** begin Given records **
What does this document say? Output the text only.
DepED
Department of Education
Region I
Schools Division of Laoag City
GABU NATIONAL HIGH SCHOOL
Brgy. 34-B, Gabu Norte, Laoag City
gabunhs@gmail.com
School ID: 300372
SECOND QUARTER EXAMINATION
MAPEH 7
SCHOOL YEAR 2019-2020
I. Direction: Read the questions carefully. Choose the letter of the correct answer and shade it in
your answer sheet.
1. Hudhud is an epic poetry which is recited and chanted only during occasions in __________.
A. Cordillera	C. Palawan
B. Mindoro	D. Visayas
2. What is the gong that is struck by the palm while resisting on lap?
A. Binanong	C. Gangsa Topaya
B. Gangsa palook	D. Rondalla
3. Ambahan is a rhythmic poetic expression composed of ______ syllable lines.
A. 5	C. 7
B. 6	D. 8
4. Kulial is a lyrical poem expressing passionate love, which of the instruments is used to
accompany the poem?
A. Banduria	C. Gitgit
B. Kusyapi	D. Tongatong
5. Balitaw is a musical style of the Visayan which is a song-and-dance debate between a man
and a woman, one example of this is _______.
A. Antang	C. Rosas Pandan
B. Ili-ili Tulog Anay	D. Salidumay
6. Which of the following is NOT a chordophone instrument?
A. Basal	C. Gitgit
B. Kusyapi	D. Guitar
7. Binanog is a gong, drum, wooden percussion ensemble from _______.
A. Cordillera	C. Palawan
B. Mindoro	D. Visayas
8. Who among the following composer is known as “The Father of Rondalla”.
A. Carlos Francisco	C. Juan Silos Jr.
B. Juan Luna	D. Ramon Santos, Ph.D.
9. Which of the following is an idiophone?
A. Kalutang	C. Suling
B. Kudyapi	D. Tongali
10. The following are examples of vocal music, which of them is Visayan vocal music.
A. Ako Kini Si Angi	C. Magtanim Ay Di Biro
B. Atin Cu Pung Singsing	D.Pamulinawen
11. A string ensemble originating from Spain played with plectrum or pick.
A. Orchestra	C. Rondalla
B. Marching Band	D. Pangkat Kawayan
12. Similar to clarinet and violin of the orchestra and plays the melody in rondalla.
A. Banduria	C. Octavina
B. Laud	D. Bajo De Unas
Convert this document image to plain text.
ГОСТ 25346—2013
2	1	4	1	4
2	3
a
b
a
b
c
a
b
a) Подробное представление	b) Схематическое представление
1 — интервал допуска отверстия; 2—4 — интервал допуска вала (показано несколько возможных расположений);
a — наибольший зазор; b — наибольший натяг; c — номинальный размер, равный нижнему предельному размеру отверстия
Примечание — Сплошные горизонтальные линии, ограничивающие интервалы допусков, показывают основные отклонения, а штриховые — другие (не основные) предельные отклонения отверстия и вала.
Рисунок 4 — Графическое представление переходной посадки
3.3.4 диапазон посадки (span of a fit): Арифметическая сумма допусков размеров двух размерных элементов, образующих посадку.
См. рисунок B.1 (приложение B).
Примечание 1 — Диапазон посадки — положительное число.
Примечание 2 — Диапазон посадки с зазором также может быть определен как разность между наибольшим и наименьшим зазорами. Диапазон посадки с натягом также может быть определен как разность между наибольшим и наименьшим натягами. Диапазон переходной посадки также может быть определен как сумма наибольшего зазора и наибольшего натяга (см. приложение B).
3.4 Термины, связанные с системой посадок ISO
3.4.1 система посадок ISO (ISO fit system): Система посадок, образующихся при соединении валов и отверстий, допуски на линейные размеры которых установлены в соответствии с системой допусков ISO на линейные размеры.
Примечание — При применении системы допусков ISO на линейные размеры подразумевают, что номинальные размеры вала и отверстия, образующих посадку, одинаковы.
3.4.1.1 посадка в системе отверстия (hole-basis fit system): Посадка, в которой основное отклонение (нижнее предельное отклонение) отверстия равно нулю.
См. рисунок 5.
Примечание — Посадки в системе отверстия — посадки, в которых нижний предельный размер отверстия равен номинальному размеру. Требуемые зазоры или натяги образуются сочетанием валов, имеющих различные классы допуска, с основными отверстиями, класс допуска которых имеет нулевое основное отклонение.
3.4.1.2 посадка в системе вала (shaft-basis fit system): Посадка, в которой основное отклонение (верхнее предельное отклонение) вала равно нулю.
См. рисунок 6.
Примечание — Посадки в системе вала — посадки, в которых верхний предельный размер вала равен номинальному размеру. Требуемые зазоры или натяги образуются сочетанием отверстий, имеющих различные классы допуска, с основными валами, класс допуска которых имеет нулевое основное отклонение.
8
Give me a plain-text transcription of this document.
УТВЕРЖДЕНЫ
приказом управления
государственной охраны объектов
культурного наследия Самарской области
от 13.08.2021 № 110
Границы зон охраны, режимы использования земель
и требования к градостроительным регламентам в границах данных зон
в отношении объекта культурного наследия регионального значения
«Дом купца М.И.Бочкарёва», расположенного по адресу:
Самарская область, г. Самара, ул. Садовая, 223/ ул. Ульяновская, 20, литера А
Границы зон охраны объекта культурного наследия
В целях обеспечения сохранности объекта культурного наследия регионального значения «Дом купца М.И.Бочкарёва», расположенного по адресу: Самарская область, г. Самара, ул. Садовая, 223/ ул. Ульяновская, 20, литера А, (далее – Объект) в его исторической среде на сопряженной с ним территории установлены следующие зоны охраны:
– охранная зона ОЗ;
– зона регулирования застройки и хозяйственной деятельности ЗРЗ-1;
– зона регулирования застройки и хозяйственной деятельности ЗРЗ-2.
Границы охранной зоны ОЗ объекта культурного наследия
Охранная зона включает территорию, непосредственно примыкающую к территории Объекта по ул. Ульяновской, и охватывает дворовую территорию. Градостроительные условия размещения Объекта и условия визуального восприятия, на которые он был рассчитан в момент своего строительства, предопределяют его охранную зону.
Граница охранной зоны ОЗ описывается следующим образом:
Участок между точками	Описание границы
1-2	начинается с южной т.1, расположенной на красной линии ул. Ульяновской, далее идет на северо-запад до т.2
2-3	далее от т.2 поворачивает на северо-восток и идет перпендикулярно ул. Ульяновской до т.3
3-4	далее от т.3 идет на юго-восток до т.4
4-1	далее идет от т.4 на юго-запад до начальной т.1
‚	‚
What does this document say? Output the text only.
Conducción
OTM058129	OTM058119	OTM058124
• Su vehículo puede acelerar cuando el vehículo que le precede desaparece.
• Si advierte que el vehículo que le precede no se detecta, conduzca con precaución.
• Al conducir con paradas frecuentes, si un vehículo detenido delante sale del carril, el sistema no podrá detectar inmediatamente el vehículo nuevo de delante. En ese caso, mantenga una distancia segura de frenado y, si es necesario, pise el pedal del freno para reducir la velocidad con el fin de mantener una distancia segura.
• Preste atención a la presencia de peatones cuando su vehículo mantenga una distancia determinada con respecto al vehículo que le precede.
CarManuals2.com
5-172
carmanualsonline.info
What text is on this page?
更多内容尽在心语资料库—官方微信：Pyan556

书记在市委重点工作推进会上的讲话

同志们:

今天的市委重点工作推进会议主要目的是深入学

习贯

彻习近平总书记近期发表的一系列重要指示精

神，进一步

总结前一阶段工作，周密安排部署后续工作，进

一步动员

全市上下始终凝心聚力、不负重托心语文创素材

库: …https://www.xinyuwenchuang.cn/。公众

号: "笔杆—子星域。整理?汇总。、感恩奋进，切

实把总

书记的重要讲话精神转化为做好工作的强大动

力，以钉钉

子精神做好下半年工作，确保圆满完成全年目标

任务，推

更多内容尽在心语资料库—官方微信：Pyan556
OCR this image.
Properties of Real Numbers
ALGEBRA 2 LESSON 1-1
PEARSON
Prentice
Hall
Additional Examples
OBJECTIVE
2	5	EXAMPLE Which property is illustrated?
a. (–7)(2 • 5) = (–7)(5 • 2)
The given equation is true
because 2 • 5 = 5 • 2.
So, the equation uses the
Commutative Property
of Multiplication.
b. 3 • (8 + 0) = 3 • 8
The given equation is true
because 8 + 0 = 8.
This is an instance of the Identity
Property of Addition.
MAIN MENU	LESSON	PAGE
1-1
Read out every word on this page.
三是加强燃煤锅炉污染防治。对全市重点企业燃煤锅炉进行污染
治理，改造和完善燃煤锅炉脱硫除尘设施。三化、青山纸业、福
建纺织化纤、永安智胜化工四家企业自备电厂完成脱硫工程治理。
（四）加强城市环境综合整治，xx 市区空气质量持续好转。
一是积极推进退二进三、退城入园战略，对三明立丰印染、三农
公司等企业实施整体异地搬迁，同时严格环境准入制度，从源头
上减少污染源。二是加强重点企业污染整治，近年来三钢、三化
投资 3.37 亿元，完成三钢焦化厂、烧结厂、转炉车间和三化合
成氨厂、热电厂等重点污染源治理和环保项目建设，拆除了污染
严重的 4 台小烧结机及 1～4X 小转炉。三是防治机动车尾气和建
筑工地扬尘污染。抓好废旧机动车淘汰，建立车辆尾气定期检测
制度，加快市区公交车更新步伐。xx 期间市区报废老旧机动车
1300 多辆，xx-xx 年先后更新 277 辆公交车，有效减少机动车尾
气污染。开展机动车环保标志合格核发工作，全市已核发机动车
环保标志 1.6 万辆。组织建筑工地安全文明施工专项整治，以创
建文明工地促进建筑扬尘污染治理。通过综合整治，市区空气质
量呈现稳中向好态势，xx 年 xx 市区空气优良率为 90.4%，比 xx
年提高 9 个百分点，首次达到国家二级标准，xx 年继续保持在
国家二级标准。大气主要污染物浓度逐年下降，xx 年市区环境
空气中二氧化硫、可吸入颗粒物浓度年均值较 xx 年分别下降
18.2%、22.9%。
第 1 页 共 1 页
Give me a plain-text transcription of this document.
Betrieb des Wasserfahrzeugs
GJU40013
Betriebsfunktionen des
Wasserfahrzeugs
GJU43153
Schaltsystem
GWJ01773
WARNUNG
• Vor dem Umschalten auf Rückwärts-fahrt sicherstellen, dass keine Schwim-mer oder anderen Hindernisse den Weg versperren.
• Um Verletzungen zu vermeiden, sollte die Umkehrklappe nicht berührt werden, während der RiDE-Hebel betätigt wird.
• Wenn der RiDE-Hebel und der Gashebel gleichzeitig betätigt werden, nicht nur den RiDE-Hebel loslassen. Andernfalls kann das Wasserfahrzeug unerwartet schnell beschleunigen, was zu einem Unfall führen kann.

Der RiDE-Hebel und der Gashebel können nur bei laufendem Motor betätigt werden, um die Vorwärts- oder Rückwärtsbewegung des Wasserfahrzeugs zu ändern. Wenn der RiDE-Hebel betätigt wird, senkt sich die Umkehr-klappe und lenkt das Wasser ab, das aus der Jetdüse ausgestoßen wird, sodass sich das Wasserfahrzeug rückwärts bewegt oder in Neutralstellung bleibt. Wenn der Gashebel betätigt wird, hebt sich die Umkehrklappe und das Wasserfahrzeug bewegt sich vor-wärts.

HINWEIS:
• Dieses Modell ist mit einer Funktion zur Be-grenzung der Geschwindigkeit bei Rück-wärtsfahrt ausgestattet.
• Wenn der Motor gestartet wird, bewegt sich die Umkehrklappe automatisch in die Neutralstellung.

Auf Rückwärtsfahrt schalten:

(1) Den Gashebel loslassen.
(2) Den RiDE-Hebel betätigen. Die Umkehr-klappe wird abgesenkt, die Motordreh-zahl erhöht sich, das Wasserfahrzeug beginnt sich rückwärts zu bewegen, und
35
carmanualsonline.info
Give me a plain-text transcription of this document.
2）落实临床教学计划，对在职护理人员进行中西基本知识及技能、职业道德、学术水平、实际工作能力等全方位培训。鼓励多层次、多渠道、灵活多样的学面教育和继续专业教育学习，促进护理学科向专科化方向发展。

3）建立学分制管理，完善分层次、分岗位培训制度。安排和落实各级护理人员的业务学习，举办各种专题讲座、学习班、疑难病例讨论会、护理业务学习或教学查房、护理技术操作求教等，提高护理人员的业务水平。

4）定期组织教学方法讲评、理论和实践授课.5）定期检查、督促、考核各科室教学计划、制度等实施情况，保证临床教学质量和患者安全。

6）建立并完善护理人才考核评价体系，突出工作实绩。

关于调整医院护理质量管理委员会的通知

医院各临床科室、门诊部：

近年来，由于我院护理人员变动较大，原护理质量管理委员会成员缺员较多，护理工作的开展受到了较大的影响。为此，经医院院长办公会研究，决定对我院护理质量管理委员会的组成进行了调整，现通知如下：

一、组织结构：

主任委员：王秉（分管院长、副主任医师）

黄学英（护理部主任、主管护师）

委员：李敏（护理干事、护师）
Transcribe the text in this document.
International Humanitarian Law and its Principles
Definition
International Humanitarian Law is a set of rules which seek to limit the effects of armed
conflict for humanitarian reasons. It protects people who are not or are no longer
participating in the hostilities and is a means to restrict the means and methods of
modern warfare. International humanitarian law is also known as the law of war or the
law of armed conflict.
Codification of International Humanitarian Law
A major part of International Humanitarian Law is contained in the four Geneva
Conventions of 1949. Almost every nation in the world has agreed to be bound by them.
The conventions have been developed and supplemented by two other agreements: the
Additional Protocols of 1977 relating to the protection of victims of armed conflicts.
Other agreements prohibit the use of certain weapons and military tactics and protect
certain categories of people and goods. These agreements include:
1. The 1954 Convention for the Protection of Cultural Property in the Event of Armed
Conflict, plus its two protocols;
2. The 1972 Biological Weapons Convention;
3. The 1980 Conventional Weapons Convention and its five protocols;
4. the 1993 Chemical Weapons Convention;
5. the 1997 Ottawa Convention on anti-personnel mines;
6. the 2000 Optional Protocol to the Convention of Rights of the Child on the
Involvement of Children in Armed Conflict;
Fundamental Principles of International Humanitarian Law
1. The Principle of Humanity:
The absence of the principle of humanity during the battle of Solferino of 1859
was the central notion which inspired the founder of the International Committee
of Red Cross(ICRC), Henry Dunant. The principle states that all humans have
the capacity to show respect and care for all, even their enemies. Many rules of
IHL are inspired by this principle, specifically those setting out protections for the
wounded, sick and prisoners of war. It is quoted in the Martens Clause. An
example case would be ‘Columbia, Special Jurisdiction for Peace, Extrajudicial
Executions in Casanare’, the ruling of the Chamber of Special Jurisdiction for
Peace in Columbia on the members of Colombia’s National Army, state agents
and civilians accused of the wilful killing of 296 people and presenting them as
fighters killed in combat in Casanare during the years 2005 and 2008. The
** end Given records **
__Given exercise__
From the records, copy every line that has the string "которой" in it.

__Response to this task__
3.4.1.1 посадка в системе отверстия (hole-basis fit system): Посадка, в которой основное отклонение (нижнее предельное отклонение) отверстия равно нулю.
3.4.1.2 посадка в системе вала (shaft-basis fit system): Посадка, в которой основное отклонение (верхнее предельное отклонение) вала равно нулю.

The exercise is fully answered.